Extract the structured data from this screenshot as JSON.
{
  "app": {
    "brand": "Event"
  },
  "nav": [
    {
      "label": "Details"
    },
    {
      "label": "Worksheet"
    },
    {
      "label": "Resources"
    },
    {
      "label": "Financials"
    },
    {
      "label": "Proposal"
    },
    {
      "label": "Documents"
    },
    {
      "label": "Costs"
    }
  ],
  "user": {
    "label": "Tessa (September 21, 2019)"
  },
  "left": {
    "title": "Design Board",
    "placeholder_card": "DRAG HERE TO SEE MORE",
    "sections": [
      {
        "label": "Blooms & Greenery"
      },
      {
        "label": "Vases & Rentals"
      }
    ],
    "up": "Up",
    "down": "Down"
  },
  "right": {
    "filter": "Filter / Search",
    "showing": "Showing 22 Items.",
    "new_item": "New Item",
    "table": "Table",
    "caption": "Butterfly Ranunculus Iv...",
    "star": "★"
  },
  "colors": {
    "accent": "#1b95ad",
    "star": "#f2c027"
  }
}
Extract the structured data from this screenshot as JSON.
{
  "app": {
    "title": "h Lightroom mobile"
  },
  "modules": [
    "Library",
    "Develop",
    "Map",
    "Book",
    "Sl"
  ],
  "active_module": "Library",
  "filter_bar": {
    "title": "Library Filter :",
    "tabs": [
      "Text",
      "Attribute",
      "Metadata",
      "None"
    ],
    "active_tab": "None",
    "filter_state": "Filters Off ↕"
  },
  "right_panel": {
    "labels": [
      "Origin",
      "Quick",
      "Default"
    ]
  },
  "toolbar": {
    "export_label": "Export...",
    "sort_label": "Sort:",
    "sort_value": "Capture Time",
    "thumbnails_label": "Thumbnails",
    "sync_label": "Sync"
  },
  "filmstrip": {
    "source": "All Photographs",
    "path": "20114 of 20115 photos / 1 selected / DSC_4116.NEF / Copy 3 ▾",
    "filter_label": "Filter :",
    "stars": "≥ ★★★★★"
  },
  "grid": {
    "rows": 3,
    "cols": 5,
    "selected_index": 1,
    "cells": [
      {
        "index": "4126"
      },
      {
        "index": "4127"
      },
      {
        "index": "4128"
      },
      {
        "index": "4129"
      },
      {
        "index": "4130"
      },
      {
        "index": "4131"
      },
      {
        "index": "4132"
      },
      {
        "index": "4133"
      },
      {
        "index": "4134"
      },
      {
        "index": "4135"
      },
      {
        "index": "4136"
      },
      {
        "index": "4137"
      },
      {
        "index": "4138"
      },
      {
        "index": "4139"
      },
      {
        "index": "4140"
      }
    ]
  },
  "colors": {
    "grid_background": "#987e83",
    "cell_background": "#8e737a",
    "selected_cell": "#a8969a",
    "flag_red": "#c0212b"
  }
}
────────────────
-- Task instructions --
Print every record exactly as it was given.

-- Solution for this task --
Extract the structured data from this screenshot as JSON.
{
  "app": {
    "brand": "Event"
  },
  "nav": [
    {
      "label": "Details"
    },
    {
      "label": "Worksheet"
    },
    {
      "label": "Resources"
    },
    {
      "label": "Financials"
    },
    {
      "label": "Proposal"
    },
    {
      "label": "Documents"
    },
    {
      "label": "Costs"
    }
  ],
  "user": {
    "label": "Tessa (September 21, 2019)"
  },
  "left": {
    "title": "Design Board",
    "placeholder_card": "DRAG HERE TO SEE MORE",
    "sections": [
      {
        "label": "Blooms & Greenery"
      },
      {
        "label": "Vases & Rentals"
      }
    ],
    "up": "Up",
    "down": "Down"
  },
  "right": {
    "filter": "Filter / Search",
    "showing": "Showing 22 Items.",
    "new_item": "New Item",
    "table": "Table",
    "caption": "Butterfly Ranunculus Iv...",
    "star": "★"
  },
  "colors": {
    "accent": "#1b95ad",
    "star": "#f2c027"
  }
}
Extract the structured data from this screenshot as JSON.
{
  "app": {
    "title": "h Lightroom mobile"
  },
  "modules": [
    "Library",
    "Develop",
    "Map",
    "Book",
    "Sl"
  ],
  "active_module": "Library",
  "filter_bar": {
    "title": "Library Filter :",
    "tabs": [
      "Text",
      "Attribute",
      "Metadata",
      "None"
    ],
    "active_tab": "None",
    "filter_state": "Filters Off ↕"
  },
  "right_panel": {
    "labels": [
      "Origin",
      "Quick",
      "Default"
    ]
  },
  "toolbar": {
    "export_label": "Export...",
    "sort_label": "Sort:",
    "sort_value": "Capture Time",
    "thumbnails_label": "Thumbnails",
    "sync_label": "Sync"
  },
  "filmstrip": {
    "source": "All Photographs",
    "path": "20114 of 20115 photos / 1 selected / DSC_4116.NEF / Copy 3 ▾",
    "filter_label": "Filter :",
    "stars": "≥ ★★★★★"
  },
  "grid": {
    "rows": 3,
    "cols": 5,
    "selected_index": 1,
    "cells": [
      {
        "index": "4126"
      },
      {
        "index": "4127"
      },
      {
        "index": "4128"
      },
      {
        "index": "4129"
      },
      {
        "index": "4130"
      },
      {
        "index": "4131"
      },
      {
        "index": "4132"
      },
      {
        "index": "4133"
      },
      {
        "index": "4134"
      },
      {
        "index": "4135"
      },
      {
        "index": "4136"
      },
      {
        "index": "4137"
      },
      {
        "index": "4138"
      },
      {
        "index": "4139"
      },
      {
        "index": "4140"
      }
    ]
  },
  "colors": {
    "grid_background": "#987e83",
    "cell_background": "#8e737a",
    "selected_cell": "#a8969a",
    "flag_red": "#c0212b"
  }
}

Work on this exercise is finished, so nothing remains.